Locate the line that contains "Decode this image". Reproduce it and all following lines up to the end of the material, exactly and with nothing added.

--- Start DATA SHOWN ---

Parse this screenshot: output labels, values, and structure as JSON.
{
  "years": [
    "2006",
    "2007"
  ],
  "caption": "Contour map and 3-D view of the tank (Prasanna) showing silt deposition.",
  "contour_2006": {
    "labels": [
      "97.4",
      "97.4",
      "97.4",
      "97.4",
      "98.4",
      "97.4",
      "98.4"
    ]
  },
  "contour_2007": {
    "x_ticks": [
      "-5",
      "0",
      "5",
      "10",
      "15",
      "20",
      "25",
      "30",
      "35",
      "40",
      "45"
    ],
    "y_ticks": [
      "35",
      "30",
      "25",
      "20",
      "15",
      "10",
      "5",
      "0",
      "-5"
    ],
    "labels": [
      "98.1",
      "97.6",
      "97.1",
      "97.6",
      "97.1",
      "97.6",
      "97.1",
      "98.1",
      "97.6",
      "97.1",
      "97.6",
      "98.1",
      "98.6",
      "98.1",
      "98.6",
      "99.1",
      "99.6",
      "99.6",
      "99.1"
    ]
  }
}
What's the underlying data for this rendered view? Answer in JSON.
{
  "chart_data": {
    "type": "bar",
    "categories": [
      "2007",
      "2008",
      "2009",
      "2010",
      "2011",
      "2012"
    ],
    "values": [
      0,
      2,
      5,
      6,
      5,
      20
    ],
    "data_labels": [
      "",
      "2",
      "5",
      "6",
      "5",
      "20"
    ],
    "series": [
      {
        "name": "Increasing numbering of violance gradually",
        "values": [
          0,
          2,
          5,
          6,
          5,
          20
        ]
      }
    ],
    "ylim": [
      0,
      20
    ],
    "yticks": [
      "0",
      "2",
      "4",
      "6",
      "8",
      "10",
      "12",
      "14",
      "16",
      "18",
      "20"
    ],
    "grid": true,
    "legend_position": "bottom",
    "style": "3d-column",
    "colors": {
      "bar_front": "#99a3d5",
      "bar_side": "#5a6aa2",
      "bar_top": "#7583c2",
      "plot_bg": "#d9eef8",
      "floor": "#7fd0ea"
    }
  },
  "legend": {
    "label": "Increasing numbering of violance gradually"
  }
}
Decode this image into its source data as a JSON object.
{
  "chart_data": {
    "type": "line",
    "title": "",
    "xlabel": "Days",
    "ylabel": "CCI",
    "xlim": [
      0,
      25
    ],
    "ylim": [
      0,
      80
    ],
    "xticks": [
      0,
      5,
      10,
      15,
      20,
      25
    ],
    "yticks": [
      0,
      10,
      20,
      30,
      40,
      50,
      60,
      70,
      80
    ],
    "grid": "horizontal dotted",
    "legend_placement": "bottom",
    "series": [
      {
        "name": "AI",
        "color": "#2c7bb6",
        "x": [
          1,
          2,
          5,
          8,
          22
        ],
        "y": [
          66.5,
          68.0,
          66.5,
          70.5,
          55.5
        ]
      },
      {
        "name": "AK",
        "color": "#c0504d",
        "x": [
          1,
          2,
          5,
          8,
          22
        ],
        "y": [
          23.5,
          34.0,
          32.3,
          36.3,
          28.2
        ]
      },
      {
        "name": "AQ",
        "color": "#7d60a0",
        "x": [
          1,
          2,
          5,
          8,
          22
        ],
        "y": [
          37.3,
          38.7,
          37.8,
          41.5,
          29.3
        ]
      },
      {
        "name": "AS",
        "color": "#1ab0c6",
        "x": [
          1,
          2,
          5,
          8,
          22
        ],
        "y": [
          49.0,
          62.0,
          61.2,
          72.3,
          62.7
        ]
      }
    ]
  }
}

--- End DATA SHOWN ---

• _RESULT_
Decode this image into its source data as a JSON object.
{
  "chart_data": {
    "type": "line",
    "title": "",
    "xlabel": "Days",
    "ylabel": "CCI",
    "xlim": [
      0,
      25
    ],
    "ylim": [
      0,
      80
    ],
    "xticks": [
      0,
      5,
      10,
      15,
      20,
      25
    ],
    "yticks": [
      0,
      10,
      20,
      30,
      40,
      50,
      60,
      70,
      80
    ],
    "grid": "horizontal dotted",
    "legend_placement": "bottom",
    "series": [
      {
        "name": "AI",
        "color": "#2c7bb6",
        "x": [
          1,
          2,
          5,
          8,
          22
        ],
        "y": [
          66.5,
          68.0,
          66.5,
          70.5,
          55.5
        ]
      },
      {
        "name": "AK",
        "color": "#c0504d",
        "x": [
          1,
          2,
          5,
          8,
          22
        ],
        "y": [
          23.5,
          34.0,
          32.3,
          36.3,
          28.2
        ]
      },
      {
        "name": "AQ",
        "color": "#7d60a0",
        "x": [
          1,
          2,
          5,
          8,
          22
        ],
        "y": [
          37.3,
          38.7,
          37.8,
          41.5,
          29.3
        ]
      },
      {
        "name": "AS",
        "color": "#1ab0c6",
        "x": [
          1,
          2,
          5,
          8,
          22
        ],
        "y": [
          49.0,
          62.0,
          61.2,
          72.3,
          62.7
        ]
      }
    ]
  }
}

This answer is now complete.